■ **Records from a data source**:
◆ ◆ ◆

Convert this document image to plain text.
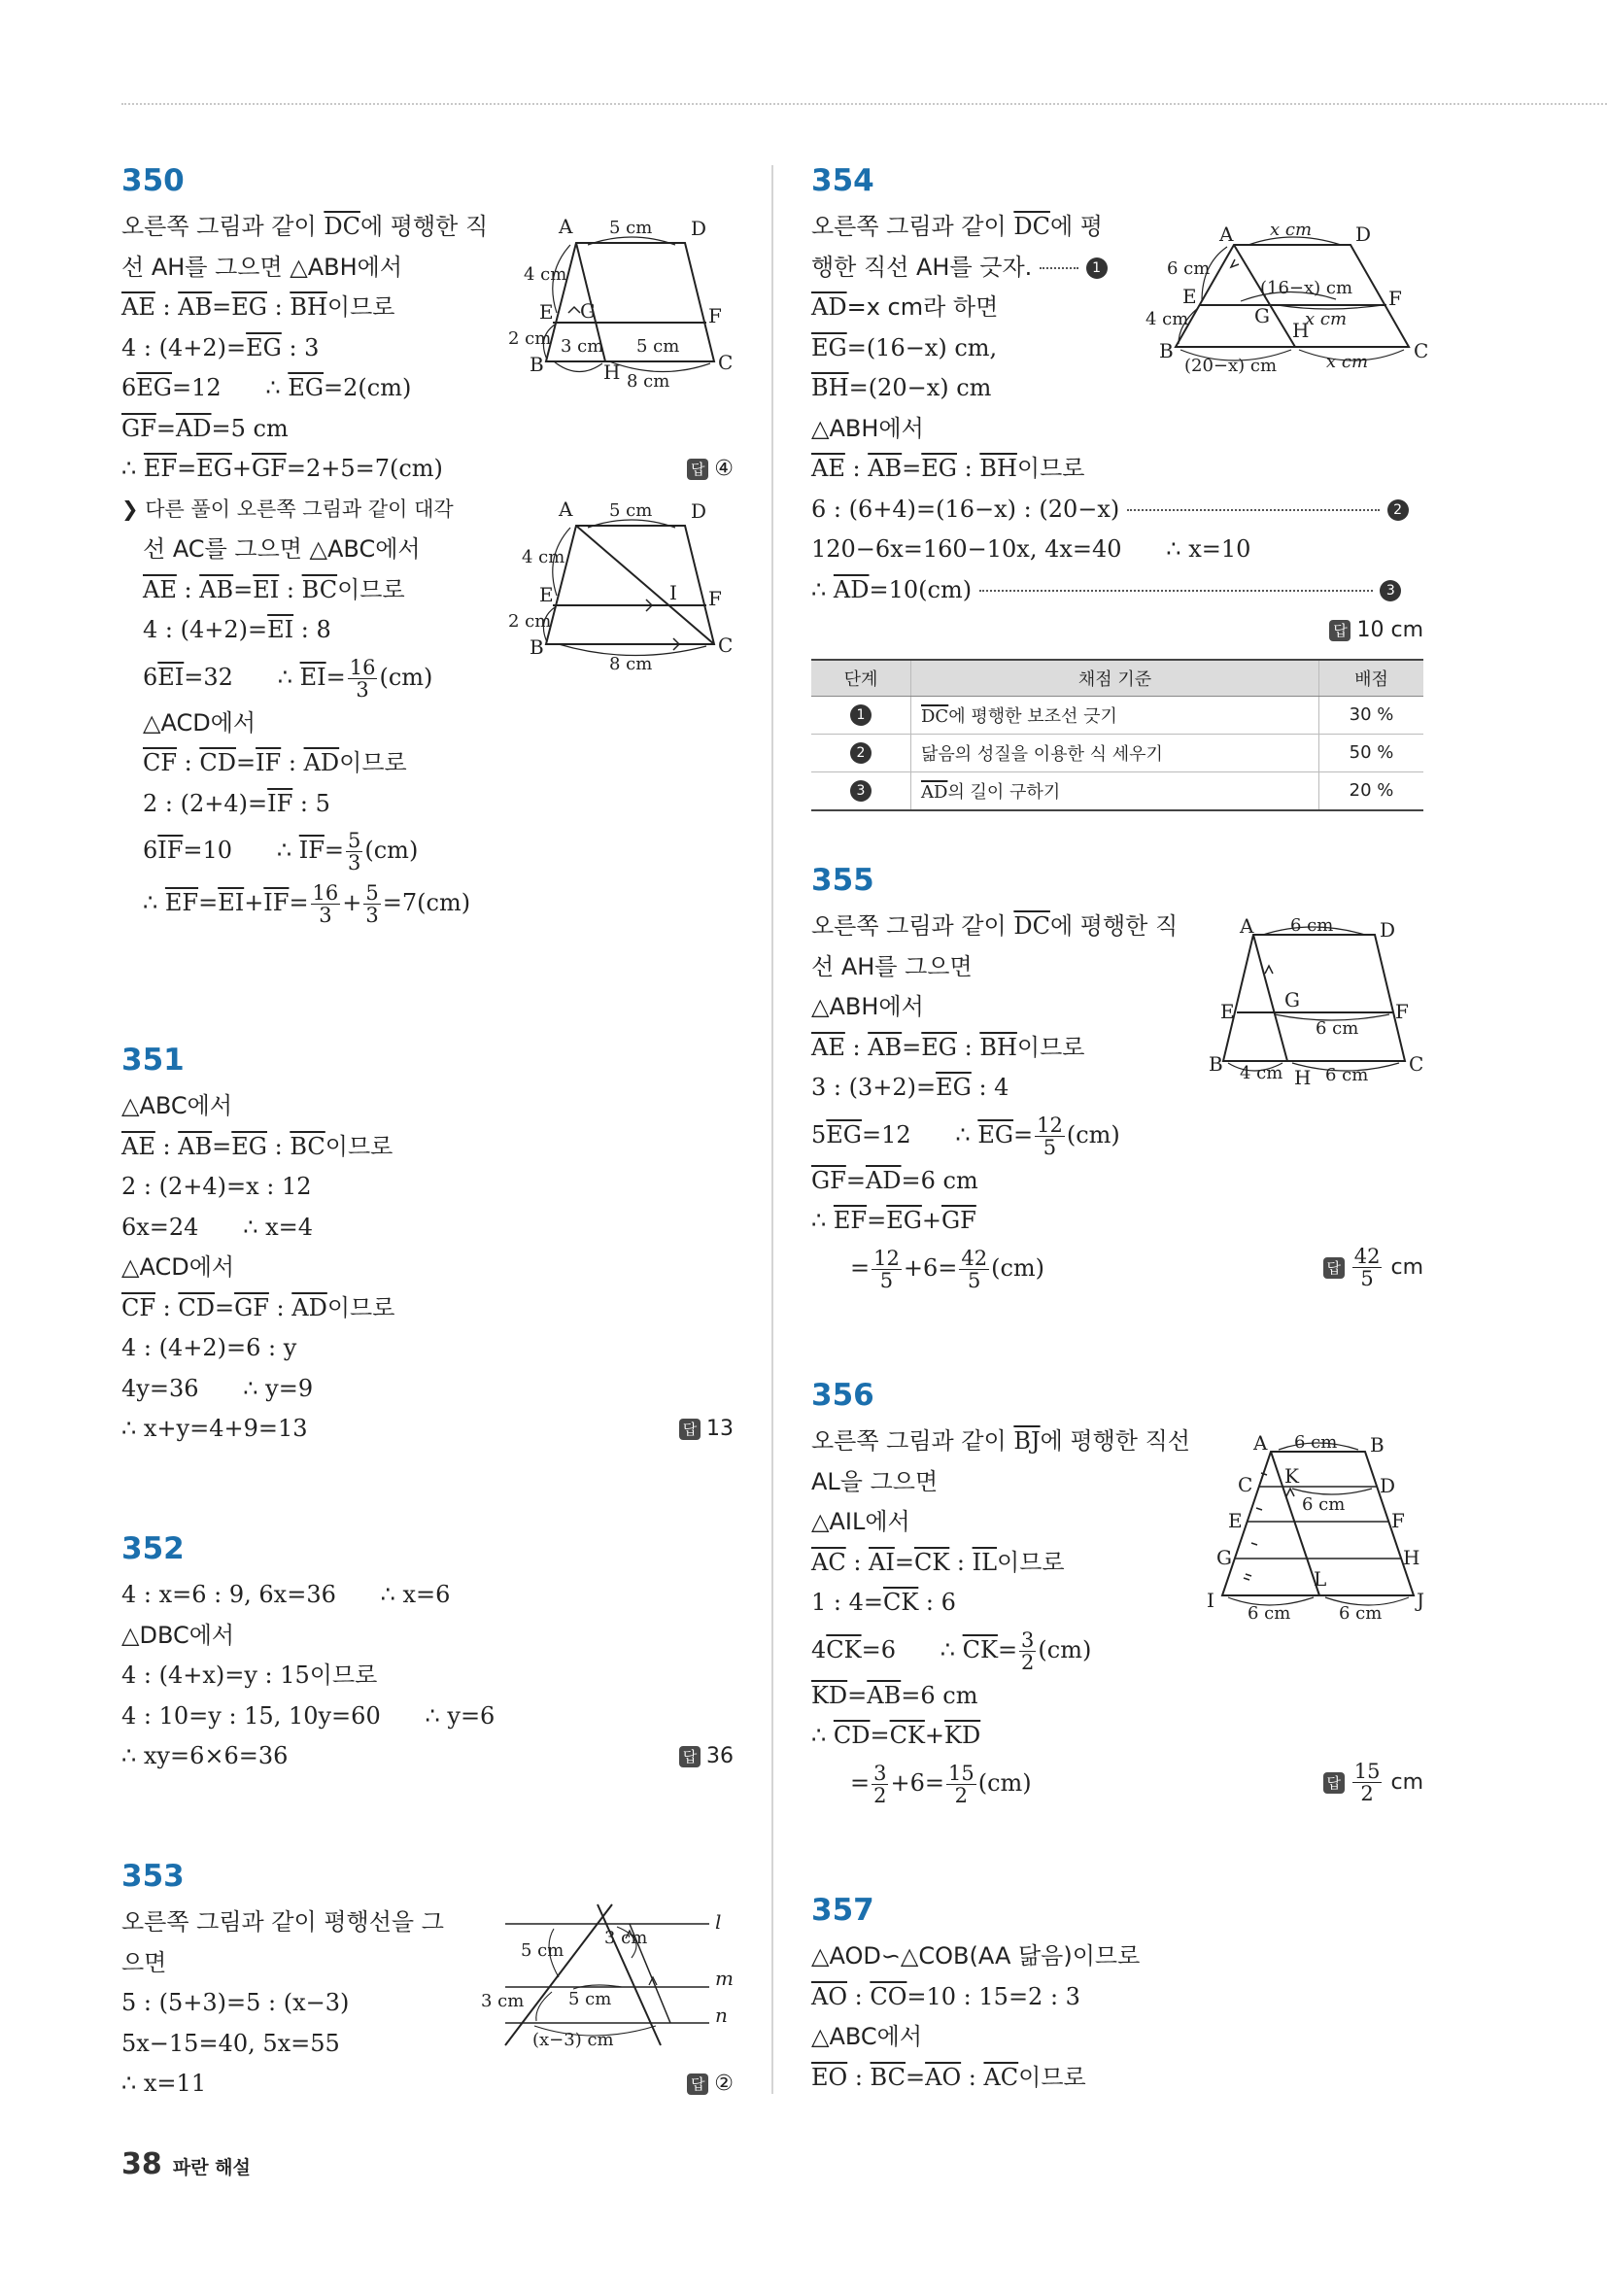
350
오른쪽 그림과 같이 $\overline{DC}$에 평행한 직
선 AH를 그으면 △ABH에서
$\overline{AE}$ : $\overline{AB}=\overline{EG}$ : $\overline{BH}$이므로
4 : $(4+2)=\overline{EG}$ : 3
$6\overline{EG}=12$      ∴ $\overline{EG}=2(cm)$
$\overline{GF}=\overline{AD}=5$ cm
∴ $\overline{EF}=\overline{EG}+\overline{GF}=2+5=7(cm)$	답 ④
❯ 다른 풀이 오른쪽 그림과 같이 대각
선 AC를 그으면 △ABC에서
$\overline{AE}$ : $\overline{AB}=\overline{EI}$ : $\overline{BC}$이므로
4 : $(4+2)=\overline{EI}$ : 8
$6\overline{EI}=32$      ∴ $\overline{EI}= \frac{16}{3} (cm)$
△ACD에서
$\overline{CF}$ : $\overline{CD}=\overline{IF}$ : $\overline{AD}$이므로
2 : $(2+4)=\overline{IF}$ : 5
$6\overline{IF}=10$      ∴ $\overline{IF}= \frac{5}{3} (cm)$
∴ $\overline{EF}=\overline{EI}+\overline{IF}= \frac{16}{3} + \frac{5}{3} =7(cm)$
A	D
5 cm
4 cm
E G	F
2 cm 3 cm 5 cm
B	H	C
8 cm
A	D
5 cm
4 cm
E	I F
2 cm
B	C
8 cm
351
△ABC에서
$\overline{AE}$ : $\overline{AB}=\overline{EG}$ : $\overline{BC}$이므로
2 : (2+4)=x : 12
6x=24      ∴ x=4
△ACD에서
$\overline{CF}$ : $\overline{CD}=\overline{GF}$ : $\overline{AD}$이므로
4 : (4+2)=6 : y
4y=36      ∴ y=9
∴ x+y=4+9=13	답 13
352
4 : x=6 : 9, 6x=36      ∴ x=6
△DBC에서
4 : (4+x)=y : 15이므로
4 : 10=y : 15, 10y=60      ∴ y=6
∴ xy=6×6=36	답 36
353
오른쪽 그림과 같이 평행선을 그
으면
5 : (5+3)=5 : (x−3)
5x−15=40, 5x=55
∴ x=11	답 ②
l
m
n
5 cm
3 cm
3 cm	5 cm
(x−3) cm
354
오른쪽 그림과 같이 $\overline{DC}$에 평
행한 직선 AH를 긋자.	1
$\overline{AD}=x$ cm라 하면
$\overline{EG}=(16-x)$ cm,
$\overline{BH}=(20-x)$ cm
△ABH에서
$\overline{AE}$ : $\overline{AB}=\overline{EG}$ : $\overline{BH}$이므로
6 : (6+4)=(16−x) : (20−x)	2
120−6x=160−10x, 4x=40      ∴ x=10
∴ $\overline{AD}=10(cm)$	3
답 10 cm
단계	채점 기준	배점
1	$\overline{DC}$에 평행한 보조선 긋기	30 %
2	닮음의 성질을 이용한 식 세우기	50 %
3	$\overline{AD}$의 길이 구하기	20 %
A	D
x cm
6 cm
E	F
G
H
(16−x) cm
x cm
4 cm
B	C
(20−x) cm	x cm
355
오른쪽 그림과 같이 $\overline{DC}$에 평행한 직
선 AH를 그으면
△ABH에서
$\overline{AE}$ : $\overline{AB}=\overline{EG}$ : $\overline{BH}$이므로
3 : $(3+2)=\overline{EG}$ : 4
$5\overline{EG}=12$      ∴ $\overline{EG}= \frac{12}{5} (cm)$
$\overline{GF}=\overline{AD}=6$ cm
∴ $\overline{EF}=\overline{EG}+\overline{GF}$
= $\frac{12}{5} +6= \frac{42}{5} (cm)$	답 $\frac{42}{5}$ cm
A	D
6 cm
E	G	F
6 cm
B 4 cm H 6 cm C
356
오른쪽 그림과 같이 $\overline{BJ}$에 평행한 직선
AL을 그으면
△AIL에서
$\overline{AC}$ : $\overline{AI}=\overline{CK}$ : $\overline{IL}$이므로
1 : $4=\overline{CK}$ : 6
$4\overline{CK}=6$      ∴ $\overline{CK}= \frac{3}{2} (cm)$
$\overline{KD}=\overline{AB}=6$ cm
∴ $\overline{CD}=\overline{CK}+\overline{KD}$
= $\frac{3}{2} +6= \frac{15}{2} (cm)$	답 $\frac{15}{2}$ cm
A	B
6 cm
C K	D
6 cm
E	F
G	H
L
I	J
6 cm	6 cm
357
△AOD∽△COB(AA 닮음)이므로
$\overline{AO}$ : $\overline{CO}=10$ : 15=2 : 3
△ABC에서
$\overline{EO}$ : $\overline{BC}=\overline{AO}$ : $\overline{AC}$이므로
38 파란 해설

◆ ◆ ◆

■ **EXERCISE**: Quote in full the listing given above; the images are to be left out.

■ **FINISHED EXERCISE**:
Convert this document image to plain text.
350
오른쪽 그림과 같이 $\overline{DC}$에 평행한 직
선 AH를 그으면 △ABH에서
$\overline{AE}$ : $\overline{AB}=\overline{EG}$ : $\overline{BH}$이므로
4 : $(4+2)=\overline{EG}$ : 3
$6\overline{EG}=12$      ∴ $\overline{EG}=2(cm)$
$\overline{GF}=\overline{AD}=5$ cm
∴ $\overline{EF}=\overline{EG}+\overline{GF}=2+5=7(cm)$	답 ④
❯ 다른 풀이 오른쪽 그림과 같이 대각
선 AC를 그으면 △ABC에서
$\overline{AE}$ : $\overline{AB}=\overline{EI}$ : $\overline{BC}$이므로
4 : $(4+2)=\overline{EI}$ : 8
$6\overline{EI}=32$      ∴ $\overline{EI}= \frac{16}{3} (cm)$
△ACD에서
$\overline{CF}$ : $\overline{CD}=\overline{IF}$ : $\overline{AD}$이므로
2 : $(2+4)=\overline{IF}$ : 5
$6\overline{IF}=10$      ∴ $\overline{IF}= \frac{5}{3} (cm)$
∴ $\overline{EF}=\overline{EI}+\overline{IF}= \frac{16}{3} + \frac{5}{3} =7(cm)$
A	D
5 cm
4 cm
E G	F
2 cm 3 cm 5 cm
B	H	C
8 cm
A	D
5 cm
4 cm
E	I F
2 cm
B	C
8 cm
351
△ABC에서
$\overline{AE}$ : $\overline{AB}=\overline{EG}$ : $\overline{BC}$이므로
2 : (2+4)=x : 12
6x=24      ∴ x=4
△ACD에서
$\overline{CF}$ : $\overline{CD}=\overline{GF}$ : $\overline{AD}$이므로
4 : (4+2)=6 : y
4y=36      ∴ y=9
∴ x+y=4+9=13	답 13
352
4 : x=6 : 9, 6x=36      ∴ x=6
△DBC에서
4 : (4+x)=y : 15이므로
4 : 10=y : 15, 10y=60      ∴ y=6
∴ xy=6×6=36	답 36
353
오른쪽 그림과 같이 평행선을 그
으면
5 : (5+3)=5 : (x−3)
5x−15=40, 5x=55
∴ x=11	답 ②
l
m
n
5 cm
3 cm
3 cm	5 cm
(x−3) cm
354
오른쪽 그림과 같이 $\overline{DC}$에 평
행한 직선 AH를 긋자.	1
$\overline{AD}=x$ cm라 하면
$\overline{EG}=(16-x)$ cm,
$\overline{BH}=(20-x)$ cm
△ABH에서
$\overline{AE}$ : $\overline{AB}=\overline{EG}$ : $\overline{BH}$이므로
6 : (6+4)=(16−x) : (20−x)	2
120−6x=160−10x, 4x=40      ∴ x=10
∴ $\overline{AD}=10(cm)$	3
답 10 cm
단계	채점 기준	배점
1	$\overline{DC}$에 평행한 보조선 긋기	30 %
2	닮음의 성질을 이용한 식 세우기	50 %
3	$\overline{AD}$의 길이 구하기	20 %
A	D
x cm
6 cm
E	F
G
H
(16−x) cm
x cm
4 cm
B	C
(20−x) cm	x cm
355
오른쪽 그림과 같이 $\overline{DC}$에 평행한 직
선 AH를 그으면
△ABH에서
$\overline{AE}$ : $\overline{AB}=\overline{EG}$ : $\overline{BH}$이므로
3 : $(3+2)=\overline{EG}$ : 4
$5\overline{EG}=12$      ∴ $\overline{EG}= \frac{12}{5} (cm)$
$\overline{GF}=\overline{AD}=6$ cm
∴ $\overline{EF}=\overline{EG}+\overline{GF}$
= $\frac{12}{5} +6= \frac{42}{5} (cm)$	답 $\frac{42}{5}$ cm
A	D
6 cm
E	G	F
6 cm
B 4 cm H 6 cm C
356
오른쪽 그림과 같이 $\overline{BJ}$에 평행한 직선
AL을 그으면
△AIL에서
$\overline{AC}$ : $\overline{AI}=\overline{CK}$ : $\overline{IL}$이므로
1 : $4=\overline{CK}$ : 6
$4\overline{CK}=6$      ∴ $\overline{CK}= \frac{3}{2} (cm)$
$\overline{KD}=\overline{AB}=6$ cm
∴ $\overline{CD}=\overline{CK}+\overline{KD}$
= $\frac{3}{2} +6= \frac{15}{2} (cm)$	답 $\frac{15}{2}$ cm
A	B
6 cm
C K	D
6 cm
E	F
G	H
L
I	J
6 cm	6 cm
357
△AOD∽△COB(AA 닮음)이므로
$\overline{AO}$ : $\overline{CO}=10$ : 15=2 : 3
△ABC에서
$\overline{EO}$ : $\overline{BC}=\overline{AO}$ : $\overline{AC}$이므로
38 파란 해설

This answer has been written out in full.